• Testo in esame:
------------------------------------------------------------------------

Più di 60 donne provenienti da Andalusia, Canarie, Estremadura e Murcia parteciperanno questo fine settimana a Malaga al II Incontro de La Revuelta de Mujeres en la Iglesia, la rete femminista che reclama una trasformazione delle strutture ecclesiali e che recentemente ha indirizzato una lettera aperta a papa Leone XIV mettendo in discussione aspetti fondamentali della costituzione ecclesiale, tra cui l’impossibilità di conferire il sacerdozio alle donne.
Secondo quanto informa la stessa Diocesi di Malaga, l’incontro si terrà il 6 e il 7 giugno — date in cui il Papa arriva in Spagna — nella Casa Diocesana de Málaga sotto il motto «Discepole del Vangelo, artigiane del rinnovamento».

------------------------------------------------------------------------

(Dati di partenza)

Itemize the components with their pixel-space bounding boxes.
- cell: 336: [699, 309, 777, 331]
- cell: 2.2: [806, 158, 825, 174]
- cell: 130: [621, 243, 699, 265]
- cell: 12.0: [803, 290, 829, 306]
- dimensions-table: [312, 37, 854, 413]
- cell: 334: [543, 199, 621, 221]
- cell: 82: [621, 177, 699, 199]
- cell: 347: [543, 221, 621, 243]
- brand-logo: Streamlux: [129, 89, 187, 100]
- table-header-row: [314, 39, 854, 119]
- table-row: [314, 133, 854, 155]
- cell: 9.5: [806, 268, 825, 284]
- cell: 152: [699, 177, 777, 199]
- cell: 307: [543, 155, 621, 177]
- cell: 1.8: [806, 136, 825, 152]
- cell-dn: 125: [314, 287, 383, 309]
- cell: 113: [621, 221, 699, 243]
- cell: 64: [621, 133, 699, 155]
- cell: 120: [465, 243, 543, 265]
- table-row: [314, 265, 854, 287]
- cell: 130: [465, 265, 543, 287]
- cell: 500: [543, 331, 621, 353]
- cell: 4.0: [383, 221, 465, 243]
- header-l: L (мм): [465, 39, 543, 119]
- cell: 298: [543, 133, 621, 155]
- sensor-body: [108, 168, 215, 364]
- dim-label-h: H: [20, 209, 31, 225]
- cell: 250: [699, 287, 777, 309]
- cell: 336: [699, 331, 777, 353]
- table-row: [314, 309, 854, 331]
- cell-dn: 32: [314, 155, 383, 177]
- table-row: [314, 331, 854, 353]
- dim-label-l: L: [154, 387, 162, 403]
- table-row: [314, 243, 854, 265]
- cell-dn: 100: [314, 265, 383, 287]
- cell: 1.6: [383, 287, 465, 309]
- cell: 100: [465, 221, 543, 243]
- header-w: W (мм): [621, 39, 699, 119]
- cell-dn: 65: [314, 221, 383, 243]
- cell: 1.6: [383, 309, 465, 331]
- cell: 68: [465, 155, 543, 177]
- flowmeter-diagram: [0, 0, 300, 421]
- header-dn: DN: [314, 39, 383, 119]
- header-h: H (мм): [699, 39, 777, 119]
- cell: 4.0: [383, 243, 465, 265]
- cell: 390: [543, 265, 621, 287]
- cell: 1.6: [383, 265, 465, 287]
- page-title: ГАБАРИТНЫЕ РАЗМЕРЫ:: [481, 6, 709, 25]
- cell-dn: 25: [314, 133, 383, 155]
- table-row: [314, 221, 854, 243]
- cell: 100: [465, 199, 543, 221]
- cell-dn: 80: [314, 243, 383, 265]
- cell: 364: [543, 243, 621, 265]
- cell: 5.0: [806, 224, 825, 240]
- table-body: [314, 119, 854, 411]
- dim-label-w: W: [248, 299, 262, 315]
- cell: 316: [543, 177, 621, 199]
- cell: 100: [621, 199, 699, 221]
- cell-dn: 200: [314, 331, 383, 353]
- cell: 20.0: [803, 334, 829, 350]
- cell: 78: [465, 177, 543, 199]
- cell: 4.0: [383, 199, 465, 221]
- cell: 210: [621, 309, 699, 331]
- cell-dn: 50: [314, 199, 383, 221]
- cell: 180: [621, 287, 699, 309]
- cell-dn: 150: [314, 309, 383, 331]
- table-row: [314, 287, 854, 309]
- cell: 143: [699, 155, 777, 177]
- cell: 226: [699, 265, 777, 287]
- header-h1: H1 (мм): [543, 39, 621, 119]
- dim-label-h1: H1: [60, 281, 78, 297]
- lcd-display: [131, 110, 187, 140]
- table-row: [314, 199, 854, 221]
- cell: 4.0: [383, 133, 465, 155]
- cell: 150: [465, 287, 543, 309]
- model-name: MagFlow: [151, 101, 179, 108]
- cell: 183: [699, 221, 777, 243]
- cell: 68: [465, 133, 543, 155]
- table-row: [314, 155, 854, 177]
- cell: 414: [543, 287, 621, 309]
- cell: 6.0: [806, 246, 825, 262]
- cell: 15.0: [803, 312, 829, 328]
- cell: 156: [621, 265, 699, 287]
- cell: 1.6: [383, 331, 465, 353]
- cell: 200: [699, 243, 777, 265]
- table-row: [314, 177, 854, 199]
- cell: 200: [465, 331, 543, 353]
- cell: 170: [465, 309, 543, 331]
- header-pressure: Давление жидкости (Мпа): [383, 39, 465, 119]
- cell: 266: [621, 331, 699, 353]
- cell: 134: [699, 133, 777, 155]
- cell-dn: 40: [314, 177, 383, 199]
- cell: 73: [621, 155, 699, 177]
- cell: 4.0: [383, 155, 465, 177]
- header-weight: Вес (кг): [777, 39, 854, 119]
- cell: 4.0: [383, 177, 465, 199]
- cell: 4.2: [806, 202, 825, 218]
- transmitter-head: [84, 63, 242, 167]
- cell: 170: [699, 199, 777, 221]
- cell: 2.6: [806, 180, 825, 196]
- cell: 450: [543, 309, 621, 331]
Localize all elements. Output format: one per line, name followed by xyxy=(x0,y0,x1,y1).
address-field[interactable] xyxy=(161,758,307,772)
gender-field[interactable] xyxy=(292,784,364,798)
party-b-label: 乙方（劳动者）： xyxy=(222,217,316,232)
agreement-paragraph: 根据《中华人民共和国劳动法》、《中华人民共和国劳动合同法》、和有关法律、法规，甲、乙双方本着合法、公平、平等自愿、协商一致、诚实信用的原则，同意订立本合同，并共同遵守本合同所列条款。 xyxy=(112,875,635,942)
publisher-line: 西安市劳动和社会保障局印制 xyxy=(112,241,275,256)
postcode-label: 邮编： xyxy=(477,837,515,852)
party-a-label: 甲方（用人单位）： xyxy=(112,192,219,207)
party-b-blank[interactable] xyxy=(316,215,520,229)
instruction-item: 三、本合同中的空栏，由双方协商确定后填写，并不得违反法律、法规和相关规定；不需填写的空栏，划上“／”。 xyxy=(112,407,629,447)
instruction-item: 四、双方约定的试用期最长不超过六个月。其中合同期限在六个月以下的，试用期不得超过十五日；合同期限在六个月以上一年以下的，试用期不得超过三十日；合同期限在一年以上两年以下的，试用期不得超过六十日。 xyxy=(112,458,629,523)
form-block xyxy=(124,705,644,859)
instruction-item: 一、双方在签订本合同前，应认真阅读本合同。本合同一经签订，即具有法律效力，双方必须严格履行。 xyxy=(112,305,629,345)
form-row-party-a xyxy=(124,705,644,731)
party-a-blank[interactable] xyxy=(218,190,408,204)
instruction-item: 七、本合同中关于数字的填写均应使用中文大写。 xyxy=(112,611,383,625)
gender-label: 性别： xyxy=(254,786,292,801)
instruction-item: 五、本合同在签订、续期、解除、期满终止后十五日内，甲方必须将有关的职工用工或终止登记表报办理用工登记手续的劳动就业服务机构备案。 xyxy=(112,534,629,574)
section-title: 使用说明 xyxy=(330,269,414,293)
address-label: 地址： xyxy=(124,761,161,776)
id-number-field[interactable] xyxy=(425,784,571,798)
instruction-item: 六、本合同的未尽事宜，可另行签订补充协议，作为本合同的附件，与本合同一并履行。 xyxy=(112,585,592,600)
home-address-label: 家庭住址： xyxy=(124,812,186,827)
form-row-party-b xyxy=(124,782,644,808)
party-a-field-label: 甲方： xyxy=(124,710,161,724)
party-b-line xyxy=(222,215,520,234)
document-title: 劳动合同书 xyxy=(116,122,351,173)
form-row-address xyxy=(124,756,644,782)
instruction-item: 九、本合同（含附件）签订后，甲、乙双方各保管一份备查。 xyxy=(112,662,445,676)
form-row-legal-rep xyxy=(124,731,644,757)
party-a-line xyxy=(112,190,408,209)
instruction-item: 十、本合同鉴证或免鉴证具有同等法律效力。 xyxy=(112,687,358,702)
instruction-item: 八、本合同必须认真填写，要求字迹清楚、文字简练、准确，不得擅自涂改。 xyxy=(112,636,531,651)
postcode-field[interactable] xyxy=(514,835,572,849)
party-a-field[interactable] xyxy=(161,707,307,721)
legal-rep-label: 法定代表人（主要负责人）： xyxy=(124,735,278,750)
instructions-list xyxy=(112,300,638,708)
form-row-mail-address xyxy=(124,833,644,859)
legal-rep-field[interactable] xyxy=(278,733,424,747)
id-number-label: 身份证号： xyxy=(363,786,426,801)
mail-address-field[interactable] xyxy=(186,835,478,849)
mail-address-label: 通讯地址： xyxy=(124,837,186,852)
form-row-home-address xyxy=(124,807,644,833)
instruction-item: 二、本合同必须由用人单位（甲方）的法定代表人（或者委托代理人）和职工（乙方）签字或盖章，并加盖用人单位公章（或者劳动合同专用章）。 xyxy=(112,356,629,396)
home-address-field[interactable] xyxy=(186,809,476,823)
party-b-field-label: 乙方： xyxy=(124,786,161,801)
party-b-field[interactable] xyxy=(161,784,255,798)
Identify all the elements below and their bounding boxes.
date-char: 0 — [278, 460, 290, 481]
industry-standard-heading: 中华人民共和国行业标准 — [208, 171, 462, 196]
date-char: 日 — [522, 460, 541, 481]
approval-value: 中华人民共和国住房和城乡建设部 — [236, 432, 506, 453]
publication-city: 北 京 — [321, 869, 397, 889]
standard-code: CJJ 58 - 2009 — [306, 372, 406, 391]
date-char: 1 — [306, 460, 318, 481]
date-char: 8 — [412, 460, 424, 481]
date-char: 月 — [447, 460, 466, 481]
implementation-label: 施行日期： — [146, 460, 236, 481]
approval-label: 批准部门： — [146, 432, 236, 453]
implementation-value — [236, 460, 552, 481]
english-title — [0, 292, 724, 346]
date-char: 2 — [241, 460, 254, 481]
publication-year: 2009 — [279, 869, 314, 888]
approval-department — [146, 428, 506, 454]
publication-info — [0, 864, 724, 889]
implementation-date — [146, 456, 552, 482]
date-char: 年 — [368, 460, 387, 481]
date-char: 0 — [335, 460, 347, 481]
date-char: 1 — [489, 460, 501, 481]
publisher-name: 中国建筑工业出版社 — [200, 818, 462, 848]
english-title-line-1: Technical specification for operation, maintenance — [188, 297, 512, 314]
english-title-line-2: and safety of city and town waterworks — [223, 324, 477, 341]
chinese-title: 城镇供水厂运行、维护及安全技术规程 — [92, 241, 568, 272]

------------------------------------------------------------------------

• Cosa si chiede: Per favore, riporta la parte del testo in esame che si apre con le parole "Più di 60 donne" e si chiude con "sacerdozio alle donne.", mettendo "lettera pubblica" al posto di "lettera aperta". Le voci non hanno alcun legame con il testo in esame.

• Risultato dell'esercizio:
Più di 60 donne provenienti da Andalusia, Canarie, Estremadura e Murcia parteciperanno questo fine settimana a Malaga al II Incontro de La Revuelta de Mujeres en la Iglesia, la rete femminista che reclama una trasformazione delle strutture ecclesiali e che recentemente ha indirizzato una lettera pubblica a papa Leone XIV mettendo in discussione aspetti fondamentali della costituzione ecclesiale, tra cui l’impossibilità di conferire il sacerdozio alle donne.